◆ **Request**
Repeat the data verbatim.

◆ **Data to process**
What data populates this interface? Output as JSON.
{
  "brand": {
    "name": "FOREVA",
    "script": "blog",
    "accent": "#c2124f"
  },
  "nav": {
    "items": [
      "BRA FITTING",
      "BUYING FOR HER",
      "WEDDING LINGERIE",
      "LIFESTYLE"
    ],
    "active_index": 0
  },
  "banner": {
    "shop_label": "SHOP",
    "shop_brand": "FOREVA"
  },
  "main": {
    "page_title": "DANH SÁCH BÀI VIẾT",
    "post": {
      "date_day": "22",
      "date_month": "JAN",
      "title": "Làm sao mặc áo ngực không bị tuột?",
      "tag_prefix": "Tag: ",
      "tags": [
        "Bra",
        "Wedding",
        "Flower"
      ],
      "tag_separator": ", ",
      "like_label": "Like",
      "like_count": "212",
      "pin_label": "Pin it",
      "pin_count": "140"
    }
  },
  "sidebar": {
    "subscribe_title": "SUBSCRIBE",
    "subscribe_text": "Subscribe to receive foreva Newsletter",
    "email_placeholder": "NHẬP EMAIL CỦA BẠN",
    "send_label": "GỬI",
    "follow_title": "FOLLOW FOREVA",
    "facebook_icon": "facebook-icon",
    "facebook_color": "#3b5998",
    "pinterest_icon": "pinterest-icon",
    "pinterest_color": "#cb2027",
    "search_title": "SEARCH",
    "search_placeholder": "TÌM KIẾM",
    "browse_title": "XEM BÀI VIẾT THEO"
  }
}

◆ **Solved problem**
What data populates this interface? Output as JSON.
{
  "brand": {
    "name": "FOREVA",
    "script": "blog",
    "accent": "#c2124f"
  },
  "nav": {
    "items": [
      "BRA FITTING",
      "BUYING FOR HER",
      "WEDDING LINGERIE",
      "LIFESTYLE"
    ],
    "active_index": 0
  },
  "banner": {
    "shop_label": "SHOP",
    "shop_brand": "FOREVA"
  },
  "main": {
    "page_title": "DANH SÁCH BÀI VIẾT",
    "post": {
      "date_day": "22",
      "date_month": "JAN",
      "title": "Làm sao mặc áo ngực không bị tuột?",
      "tag_prefix": "Tag: ",
      "tags": [
        "Bra",
        "Wedding",
        "Flower"
      ],
      "tag_separator": ", ",
      "like_label": "Like",
      "like_count": "212",
      "pin_label": "Pin it",
      "pin_count": "140"
    }
  },
  "sidebar": {
    "subscribe_title": "SUBSCRIBE",
    "subscribe_text": "Subscribe to receive foreva Newsletter",
    "email_placeholder": "NHẬP EMAIL CỦA BẠN",
    "send_label": "GỬI",
    "follow_title": "FOLLOW FOREVA",
    "facebook_icon": "facebook-icon",
    "facebook_color": "#3b5998",
    "pinterest_icon": "pinterest-icon",
    "pinterest_color": "#cb2027",
    "search_title": "SEARCH",
    "search_placeholder": "TÌM KIẾM",
    "browse_title": "XEM BÀI VIẾT THEO"
  }
}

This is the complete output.